Job.
Gather every line that includes the word "Комсомольская", please.

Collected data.
========
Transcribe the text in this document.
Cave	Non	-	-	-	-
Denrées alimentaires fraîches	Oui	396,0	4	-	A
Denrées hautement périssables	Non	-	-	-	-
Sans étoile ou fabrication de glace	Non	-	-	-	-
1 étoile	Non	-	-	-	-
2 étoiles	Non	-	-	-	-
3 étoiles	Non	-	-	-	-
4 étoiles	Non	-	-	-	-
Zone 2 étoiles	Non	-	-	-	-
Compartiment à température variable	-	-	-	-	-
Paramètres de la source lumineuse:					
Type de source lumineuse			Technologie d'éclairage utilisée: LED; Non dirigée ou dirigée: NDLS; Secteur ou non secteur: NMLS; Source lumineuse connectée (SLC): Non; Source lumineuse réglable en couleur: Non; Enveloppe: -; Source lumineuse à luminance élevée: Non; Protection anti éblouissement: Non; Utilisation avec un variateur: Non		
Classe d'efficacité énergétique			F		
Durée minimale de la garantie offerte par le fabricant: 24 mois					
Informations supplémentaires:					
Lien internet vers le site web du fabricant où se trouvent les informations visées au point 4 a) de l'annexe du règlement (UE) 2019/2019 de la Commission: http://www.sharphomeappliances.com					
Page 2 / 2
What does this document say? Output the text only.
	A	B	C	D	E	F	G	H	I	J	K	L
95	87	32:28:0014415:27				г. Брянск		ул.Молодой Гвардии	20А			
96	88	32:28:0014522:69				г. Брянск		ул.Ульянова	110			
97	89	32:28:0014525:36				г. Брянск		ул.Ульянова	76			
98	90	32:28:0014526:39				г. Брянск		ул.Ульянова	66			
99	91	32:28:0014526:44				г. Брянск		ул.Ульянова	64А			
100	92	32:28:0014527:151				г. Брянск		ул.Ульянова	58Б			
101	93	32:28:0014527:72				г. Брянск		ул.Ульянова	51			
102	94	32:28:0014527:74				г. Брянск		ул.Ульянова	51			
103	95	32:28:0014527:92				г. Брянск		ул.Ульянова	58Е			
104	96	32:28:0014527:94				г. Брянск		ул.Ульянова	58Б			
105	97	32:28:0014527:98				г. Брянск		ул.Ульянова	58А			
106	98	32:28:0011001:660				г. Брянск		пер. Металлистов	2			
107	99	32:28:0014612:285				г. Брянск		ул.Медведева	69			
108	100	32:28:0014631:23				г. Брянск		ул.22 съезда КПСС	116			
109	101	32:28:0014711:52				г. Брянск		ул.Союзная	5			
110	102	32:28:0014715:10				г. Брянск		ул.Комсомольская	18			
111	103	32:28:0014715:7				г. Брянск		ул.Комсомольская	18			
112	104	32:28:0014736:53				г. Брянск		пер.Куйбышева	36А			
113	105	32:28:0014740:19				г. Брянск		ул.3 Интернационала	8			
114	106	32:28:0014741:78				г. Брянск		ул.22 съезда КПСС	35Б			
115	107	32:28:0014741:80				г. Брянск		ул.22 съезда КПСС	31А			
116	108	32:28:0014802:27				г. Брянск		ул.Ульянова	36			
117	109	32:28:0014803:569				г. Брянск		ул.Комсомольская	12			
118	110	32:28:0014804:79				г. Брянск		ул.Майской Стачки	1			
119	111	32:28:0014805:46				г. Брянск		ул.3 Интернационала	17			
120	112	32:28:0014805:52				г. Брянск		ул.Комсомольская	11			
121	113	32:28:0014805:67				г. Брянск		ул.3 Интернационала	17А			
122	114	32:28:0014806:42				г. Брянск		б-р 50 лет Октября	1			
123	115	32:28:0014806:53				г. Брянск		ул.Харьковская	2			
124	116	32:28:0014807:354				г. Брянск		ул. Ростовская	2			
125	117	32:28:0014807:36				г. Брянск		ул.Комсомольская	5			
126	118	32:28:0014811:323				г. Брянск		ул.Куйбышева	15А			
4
========
Expected answer.
110	102	32:28:0014715:10				г. Брянск		ул.Комсомольская	18			
111	103	32:28:0014715:7				г. Брянск		ул.Комсомольская	18			
117	109	32:28:0014803:569				г. Брянск		ул.Комсомольская	12			
120	112	32:28:0014805:52				г. Брянск		ул.Комсомольская	11			
125	117	32:28:0014807:36				г. Брянск		ул.Комсомольская	5			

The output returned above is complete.